Stated goal:
Below are some records. Copy every line in them that holds "into".
··· Given records
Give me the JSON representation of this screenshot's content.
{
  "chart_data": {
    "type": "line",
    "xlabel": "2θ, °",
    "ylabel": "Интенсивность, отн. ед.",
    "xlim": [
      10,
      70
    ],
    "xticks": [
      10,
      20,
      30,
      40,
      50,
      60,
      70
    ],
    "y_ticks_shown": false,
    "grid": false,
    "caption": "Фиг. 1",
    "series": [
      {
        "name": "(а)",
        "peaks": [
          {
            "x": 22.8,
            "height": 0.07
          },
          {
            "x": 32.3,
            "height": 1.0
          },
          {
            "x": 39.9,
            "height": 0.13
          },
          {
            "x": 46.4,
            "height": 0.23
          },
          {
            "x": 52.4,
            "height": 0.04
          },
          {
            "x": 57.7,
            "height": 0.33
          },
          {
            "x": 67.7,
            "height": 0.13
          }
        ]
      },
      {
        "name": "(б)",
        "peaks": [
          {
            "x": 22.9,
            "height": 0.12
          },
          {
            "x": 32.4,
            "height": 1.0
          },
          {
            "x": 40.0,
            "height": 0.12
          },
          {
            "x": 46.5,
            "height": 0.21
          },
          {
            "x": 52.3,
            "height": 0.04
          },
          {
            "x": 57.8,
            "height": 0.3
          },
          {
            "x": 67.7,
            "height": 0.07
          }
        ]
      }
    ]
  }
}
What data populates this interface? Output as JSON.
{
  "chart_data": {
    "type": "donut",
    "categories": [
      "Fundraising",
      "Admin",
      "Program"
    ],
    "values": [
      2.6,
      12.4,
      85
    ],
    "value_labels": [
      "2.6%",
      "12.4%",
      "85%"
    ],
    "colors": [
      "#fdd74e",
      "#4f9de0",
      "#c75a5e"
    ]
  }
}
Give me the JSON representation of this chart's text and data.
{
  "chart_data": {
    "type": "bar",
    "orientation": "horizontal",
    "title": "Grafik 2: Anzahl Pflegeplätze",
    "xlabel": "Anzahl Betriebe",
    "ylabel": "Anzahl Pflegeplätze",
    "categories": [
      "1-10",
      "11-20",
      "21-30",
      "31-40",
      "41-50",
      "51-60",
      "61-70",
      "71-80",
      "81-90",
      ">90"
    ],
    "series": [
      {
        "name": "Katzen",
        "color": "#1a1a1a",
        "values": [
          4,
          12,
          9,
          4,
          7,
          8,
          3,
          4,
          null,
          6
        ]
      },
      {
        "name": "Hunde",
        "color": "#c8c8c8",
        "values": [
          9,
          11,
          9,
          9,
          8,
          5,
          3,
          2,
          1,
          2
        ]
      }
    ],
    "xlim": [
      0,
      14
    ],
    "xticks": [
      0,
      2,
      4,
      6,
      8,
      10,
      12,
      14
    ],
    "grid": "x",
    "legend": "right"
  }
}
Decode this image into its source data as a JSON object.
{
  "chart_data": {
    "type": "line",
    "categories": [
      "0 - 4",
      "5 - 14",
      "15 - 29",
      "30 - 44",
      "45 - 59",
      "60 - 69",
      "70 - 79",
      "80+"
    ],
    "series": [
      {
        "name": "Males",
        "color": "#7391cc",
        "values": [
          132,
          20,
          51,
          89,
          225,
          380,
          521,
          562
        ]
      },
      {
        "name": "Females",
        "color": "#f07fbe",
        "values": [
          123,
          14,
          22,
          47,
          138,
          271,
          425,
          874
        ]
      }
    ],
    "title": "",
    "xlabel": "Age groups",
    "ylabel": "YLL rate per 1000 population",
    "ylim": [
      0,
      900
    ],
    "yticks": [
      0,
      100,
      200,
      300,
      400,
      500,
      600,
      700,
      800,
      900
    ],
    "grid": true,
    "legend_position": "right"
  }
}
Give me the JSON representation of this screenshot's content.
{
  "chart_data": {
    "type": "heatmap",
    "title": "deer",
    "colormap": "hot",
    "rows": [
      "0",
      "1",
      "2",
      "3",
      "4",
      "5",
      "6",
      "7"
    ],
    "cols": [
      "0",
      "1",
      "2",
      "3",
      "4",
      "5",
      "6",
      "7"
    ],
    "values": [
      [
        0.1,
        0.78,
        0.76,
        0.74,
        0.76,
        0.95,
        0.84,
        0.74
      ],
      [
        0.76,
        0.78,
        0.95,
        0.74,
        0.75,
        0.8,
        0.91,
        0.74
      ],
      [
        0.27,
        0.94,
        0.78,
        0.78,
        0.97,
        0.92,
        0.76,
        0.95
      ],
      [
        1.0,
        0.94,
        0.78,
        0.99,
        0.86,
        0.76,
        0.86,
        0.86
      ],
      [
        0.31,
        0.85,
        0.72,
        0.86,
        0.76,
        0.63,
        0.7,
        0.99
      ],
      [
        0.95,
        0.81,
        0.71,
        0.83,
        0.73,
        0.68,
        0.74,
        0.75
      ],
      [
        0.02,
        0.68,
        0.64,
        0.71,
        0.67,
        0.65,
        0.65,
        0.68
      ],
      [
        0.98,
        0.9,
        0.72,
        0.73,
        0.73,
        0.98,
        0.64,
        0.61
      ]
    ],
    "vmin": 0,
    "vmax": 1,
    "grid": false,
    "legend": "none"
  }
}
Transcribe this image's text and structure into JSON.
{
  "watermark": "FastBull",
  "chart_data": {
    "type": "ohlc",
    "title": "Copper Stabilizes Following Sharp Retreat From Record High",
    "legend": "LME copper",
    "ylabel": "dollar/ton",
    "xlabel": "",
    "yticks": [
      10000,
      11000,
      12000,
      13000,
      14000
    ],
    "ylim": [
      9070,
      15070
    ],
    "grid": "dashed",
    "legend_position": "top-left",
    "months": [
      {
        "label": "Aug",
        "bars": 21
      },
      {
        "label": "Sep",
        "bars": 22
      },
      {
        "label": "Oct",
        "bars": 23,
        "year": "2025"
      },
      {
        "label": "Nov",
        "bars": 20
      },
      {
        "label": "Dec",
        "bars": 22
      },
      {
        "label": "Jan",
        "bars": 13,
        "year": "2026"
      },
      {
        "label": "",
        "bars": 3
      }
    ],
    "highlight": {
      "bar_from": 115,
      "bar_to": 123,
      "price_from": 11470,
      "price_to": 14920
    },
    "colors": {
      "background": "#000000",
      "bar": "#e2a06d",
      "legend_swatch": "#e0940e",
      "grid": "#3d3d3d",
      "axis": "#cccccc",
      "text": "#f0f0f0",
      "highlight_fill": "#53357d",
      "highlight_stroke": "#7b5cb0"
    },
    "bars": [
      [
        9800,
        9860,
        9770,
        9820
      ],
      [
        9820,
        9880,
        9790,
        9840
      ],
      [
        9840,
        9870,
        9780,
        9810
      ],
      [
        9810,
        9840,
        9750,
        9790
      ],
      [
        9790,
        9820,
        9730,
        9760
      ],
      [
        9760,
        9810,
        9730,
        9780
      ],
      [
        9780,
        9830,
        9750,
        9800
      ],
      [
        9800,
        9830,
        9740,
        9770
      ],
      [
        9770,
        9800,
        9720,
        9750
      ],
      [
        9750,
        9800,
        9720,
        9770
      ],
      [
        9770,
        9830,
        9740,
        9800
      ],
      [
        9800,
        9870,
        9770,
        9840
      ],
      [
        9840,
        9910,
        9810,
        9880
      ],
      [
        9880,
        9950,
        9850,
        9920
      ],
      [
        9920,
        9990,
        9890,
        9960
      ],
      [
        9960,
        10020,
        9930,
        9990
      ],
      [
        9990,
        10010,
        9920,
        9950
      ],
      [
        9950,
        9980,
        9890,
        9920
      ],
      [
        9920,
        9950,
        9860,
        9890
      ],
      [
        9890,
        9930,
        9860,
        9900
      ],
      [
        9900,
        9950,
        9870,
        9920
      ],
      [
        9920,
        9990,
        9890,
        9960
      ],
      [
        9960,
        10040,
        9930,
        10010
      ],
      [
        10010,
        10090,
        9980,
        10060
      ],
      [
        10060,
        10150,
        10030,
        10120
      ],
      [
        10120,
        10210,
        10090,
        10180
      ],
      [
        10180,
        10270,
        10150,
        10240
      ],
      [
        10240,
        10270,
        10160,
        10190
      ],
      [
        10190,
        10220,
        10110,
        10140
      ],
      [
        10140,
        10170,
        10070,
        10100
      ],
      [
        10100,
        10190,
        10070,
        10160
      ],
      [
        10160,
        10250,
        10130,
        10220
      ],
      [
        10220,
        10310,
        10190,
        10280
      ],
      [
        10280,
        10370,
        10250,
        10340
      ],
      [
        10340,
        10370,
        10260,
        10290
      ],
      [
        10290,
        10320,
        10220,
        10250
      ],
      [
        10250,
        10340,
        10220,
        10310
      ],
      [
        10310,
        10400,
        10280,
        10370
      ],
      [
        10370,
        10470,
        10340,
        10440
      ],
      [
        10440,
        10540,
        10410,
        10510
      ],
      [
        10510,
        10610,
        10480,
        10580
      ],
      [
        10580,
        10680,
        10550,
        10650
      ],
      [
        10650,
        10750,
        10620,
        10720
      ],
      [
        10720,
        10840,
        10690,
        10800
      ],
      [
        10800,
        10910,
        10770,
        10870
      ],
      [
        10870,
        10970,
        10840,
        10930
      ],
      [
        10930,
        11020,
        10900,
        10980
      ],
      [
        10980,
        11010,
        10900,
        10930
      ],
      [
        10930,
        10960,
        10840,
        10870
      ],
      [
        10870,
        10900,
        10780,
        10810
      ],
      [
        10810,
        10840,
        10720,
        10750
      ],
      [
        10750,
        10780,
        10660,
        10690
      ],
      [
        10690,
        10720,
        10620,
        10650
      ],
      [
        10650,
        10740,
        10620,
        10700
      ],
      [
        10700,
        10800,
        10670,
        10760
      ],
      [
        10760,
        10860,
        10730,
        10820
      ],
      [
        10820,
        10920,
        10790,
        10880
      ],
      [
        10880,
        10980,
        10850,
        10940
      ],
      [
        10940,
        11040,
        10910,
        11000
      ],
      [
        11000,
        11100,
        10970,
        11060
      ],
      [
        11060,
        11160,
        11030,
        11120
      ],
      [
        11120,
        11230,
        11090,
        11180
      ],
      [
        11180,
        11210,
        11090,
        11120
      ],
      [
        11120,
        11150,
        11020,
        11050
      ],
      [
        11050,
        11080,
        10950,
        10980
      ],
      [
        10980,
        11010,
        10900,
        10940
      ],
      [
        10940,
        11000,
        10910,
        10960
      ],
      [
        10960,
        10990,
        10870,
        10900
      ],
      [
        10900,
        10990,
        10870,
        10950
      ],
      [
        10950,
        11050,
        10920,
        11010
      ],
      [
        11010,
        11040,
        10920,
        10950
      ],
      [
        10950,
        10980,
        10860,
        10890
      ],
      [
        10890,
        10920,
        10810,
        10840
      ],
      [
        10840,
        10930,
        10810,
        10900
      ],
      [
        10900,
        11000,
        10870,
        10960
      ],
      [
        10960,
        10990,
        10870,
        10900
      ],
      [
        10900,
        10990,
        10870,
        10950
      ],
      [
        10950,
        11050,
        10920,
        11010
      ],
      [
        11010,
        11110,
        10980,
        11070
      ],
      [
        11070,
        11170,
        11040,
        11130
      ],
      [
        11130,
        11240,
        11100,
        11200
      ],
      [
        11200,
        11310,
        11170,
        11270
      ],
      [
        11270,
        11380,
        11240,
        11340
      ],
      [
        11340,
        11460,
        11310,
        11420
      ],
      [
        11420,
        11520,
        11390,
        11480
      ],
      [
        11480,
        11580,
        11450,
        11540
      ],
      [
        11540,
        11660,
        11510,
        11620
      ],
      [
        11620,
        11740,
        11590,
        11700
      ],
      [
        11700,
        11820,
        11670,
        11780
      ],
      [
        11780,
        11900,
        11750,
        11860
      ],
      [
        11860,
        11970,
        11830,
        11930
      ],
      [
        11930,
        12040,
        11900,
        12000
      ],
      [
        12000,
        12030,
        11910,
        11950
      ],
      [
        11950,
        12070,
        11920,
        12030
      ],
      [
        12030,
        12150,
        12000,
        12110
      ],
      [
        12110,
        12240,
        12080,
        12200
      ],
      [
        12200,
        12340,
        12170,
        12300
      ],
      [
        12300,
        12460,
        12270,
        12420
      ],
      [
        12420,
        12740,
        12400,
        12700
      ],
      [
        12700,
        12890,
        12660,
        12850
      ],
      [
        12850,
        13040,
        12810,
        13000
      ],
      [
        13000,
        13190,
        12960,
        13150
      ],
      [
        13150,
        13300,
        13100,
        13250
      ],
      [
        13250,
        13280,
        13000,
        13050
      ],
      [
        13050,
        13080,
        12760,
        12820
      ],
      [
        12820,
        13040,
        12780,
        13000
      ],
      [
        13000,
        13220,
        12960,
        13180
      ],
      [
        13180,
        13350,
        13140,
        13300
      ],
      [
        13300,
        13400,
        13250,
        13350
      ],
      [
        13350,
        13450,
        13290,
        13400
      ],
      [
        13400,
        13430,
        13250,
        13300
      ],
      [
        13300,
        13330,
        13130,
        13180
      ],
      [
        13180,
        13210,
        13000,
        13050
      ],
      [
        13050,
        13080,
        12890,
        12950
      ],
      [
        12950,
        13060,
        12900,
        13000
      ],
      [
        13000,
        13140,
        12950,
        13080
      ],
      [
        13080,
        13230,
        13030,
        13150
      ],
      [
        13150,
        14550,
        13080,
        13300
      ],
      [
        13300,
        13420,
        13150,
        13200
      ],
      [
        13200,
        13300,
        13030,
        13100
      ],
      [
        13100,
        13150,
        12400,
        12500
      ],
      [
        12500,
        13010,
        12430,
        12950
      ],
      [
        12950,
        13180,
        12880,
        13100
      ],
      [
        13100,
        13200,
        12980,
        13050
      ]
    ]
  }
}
······
Response below:
Decode this image into its source data as a JSON object.
Transcribe this image's text and structure into JSON.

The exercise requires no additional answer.